Data items —
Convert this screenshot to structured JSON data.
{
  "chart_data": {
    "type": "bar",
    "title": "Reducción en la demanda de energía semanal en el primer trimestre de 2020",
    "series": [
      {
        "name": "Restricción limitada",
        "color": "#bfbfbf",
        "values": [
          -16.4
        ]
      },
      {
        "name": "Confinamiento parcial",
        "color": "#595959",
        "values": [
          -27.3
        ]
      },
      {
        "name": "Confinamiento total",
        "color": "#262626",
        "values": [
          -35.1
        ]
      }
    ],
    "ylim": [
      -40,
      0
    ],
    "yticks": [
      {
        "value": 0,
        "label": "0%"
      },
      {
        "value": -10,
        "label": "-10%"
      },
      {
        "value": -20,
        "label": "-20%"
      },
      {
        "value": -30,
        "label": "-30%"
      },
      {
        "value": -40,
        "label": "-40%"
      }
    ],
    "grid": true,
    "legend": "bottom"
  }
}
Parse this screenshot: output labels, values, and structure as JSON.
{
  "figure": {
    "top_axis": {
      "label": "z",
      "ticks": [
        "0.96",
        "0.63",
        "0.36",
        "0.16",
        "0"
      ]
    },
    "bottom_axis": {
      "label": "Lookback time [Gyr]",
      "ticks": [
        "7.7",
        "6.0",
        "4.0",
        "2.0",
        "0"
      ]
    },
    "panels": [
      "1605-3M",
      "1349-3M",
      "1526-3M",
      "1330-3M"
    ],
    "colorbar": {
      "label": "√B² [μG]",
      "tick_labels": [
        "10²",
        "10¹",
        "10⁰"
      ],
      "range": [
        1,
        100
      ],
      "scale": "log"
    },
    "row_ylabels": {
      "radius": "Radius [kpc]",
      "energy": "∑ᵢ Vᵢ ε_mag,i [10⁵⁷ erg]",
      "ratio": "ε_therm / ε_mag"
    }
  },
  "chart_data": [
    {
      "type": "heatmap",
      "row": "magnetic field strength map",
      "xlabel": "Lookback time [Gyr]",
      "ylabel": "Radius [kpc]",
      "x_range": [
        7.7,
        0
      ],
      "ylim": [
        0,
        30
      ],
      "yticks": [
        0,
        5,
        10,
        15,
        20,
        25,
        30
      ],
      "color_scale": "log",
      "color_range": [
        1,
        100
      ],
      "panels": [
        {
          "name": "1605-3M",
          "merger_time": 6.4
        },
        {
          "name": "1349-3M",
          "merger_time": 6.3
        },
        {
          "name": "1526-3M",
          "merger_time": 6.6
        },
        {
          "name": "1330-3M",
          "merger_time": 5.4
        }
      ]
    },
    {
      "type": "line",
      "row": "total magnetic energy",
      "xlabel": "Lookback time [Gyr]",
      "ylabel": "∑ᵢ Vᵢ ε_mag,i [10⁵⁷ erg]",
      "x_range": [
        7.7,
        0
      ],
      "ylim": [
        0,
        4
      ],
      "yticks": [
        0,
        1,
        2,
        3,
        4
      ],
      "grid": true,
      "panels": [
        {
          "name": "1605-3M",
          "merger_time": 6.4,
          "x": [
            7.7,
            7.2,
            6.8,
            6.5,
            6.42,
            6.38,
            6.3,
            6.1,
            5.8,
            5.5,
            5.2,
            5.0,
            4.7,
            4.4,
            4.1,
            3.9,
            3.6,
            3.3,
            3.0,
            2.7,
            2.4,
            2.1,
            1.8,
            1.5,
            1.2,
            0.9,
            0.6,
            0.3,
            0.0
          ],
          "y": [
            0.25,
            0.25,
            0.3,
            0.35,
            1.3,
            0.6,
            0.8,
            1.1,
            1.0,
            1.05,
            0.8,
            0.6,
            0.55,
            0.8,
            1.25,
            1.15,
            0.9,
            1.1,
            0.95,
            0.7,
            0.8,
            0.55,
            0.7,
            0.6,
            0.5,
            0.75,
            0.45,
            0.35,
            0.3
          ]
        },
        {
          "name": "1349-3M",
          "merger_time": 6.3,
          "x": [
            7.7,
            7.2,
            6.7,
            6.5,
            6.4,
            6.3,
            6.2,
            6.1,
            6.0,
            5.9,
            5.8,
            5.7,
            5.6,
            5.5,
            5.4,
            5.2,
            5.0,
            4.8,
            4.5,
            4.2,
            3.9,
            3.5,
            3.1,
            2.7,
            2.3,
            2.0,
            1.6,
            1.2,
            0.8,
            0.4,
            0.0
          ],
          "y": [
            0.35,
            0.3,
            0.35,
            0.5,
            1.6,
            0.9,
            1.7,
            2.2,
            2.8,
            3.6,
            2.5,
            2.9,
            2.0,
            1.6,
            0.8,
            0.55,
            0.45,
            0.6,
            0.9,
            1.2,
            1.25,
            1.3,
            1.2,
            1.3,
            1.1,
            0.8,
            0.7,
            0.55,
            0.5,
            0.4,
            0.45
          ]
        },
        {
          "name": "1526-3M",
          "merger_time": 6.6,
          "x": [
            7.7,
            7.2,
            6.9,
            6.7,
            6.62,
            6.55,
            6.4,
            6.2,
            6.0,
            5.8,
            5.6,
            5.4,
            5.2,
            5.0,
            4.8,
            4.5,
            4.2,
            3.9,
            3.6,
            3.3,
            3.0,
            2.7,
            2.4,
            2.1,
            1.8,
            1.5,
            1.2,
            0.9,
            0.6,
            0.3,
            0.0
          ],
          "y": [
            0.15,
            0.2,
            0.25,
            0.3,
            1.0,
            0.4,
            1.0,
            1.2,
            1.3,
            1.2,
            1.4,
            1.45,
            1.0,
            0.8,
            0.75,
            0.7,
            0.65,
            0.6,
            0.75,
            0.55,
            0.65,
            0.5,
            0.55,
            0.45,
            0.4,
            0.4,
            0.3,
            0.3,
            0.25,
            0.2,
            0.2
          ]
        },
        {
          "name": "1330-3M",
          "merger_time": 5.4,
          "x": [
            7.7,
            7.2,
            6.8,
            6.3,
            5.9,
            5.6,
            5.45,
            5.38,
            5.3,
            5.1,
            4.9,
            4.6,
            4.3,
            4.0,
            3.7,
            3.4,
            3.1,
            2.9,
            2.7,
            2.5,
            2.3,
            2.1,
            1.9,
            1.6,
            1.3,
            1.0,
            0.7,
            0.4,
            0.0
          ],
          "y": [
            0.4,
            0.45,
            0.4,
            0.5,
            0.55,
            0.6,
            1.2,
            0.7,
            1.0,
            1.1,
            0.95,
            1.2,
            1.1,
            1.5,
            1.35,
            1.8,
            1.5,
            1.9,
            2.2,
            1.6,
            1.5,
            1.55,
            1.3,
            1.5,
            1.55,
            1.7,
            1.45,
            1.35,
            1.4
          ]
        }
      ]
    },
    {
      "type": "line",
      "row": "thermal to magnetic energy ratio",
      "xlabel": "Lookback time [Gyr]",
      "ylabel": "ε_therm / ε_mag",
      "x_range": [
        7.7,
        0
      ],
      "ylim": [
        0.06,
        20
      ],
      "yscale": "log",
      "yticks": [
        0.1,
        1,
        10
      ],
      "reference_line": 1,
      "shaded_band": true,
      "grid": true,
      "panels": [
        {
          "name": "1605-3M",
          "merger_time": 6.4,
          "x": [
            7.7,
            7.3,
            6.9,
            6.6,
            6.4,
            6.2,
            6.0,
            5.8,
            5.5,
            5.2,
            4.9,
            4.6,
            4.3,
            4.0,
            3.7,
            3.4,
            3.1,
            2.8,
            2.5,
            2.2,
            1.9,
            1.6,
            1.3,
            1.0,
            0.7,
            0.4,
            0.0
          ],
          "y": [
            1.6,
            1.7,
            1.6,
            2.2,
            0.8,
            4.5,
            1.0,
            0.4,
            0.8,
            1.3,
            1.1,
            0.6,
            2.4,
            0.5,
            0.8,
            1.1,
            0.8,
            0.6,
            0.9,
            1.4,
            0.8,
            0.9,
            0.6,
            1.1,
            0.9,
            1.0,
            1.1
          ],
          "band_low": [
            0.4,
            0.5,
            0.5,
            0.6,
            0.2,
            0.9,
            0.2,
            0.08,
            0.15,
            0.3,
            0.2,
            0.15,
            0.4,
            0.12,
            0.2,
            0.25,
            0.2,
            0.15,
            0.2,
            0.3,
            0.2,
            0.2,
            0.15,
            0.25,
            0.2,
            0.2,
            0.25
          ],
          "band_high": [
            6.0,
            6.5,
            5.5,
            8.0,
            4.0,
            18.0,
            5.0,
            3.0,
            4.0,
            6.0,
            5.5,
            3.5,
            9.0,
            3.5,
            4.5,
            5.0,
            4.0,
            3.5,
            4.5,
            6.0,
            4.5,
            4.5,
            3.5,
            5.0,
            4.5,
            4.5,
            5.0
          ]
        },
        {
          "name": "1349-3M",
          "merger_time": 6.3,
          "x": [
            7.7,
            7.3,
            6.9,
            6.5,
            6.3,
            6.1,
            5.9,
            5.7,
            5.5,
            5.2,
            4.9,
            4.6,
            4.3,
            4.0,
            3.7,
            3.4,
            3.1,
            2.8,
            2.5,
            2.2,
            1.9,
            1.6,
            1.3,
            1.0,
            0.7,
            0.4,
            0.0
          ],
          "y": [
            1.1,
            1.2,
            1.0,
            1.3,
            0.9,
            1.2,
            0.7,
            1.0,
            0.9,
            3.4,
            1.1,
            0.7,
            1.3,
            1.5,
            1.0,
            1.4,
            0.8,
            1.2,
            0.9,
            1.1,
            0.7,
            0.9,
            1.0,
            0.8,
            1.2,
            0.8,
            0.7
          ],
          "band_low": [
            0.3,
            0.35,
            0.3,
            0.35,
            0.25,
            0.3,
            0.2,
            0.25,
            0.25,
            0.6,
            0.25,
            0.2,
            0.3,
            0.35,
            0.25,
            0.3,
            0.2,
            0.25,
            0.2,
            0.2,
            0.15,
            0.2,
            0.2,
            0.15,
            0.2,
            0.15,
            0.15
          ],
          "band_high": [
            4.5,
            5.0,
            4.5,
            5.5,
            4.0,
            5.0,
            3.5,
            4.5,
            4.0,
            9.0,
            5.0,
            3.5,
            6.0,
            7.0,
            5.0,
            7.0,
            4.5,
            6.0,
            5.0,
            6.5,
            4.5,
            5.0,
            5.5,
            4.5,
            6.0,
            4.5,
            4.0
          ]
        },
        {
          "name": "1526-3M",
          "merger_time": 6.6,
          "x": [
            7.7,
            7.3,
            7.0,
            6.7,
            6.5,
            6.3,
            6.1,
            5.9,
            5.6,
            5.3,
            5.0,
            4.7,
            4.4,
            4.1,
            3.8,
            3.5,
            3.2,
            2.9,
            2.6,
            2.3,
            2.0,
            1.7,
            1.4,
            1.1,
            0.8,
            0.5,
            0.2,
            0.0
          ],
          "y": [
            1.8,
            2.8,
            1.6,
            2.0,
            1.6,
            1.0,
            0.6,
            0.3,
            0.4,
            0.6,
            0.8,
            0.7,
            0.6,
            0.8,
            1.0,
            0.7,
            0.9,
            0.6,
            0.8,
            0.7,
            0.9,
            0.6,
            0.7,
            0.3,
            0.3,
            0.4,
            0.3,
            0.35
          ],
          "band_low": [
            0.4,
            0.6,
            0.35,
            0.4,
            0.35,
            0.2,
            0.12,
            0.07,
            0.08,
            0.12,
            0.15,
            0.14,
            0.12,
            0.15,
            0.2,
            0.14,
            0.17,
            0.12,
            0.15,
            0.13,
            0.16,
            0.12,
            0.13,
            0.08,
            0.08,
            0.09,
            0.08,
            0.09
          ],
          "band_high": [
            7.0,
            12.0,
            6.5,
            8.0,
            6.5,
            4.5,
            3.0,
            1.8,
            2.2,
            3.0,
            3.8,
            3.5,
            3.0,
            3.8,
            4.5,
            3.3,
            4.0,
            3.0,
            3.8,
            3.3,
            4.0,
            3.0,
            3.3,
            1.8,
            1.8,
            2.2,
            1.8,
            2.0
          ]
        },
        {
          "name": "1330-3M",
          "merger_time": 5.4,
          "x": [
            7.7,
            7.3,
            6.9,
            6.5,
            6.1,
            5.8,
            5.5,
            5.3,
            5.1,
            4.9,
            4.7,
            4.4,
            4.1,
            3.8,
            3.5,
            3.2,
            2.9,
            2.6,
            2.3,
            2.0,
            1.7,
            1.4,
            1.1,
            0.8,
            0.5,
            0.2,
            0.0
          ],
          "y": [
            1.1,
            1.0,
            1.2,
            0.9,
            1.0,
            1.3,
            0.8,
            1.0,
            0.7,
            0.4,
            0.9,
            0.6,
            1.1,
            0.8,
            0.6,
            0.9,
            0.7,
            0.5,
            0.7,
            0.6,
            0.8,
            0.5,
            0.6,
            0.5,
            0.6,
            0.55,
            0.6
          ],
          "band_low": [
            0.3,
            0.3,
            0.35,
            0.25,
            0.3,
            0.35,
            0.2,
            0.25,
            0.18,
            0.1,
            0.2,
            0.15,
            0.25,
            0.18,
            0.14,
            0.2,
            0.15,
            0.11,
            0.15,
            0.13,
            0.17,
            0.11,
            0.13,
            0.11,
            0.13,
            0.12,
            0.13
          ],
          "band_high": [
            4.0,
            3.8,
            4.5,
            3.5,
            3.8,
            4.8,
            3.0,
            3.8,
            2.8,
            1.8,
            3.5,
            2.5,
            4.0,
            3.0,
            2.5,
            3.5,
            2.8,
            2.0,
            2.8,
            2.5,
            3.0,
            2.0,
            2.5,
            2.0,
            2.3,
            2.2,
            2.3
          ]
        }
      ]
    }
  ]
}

Aim of the task —
Report the number of lines containing the string "Confinamiento" and add nothing to it.

Answer to this task —
2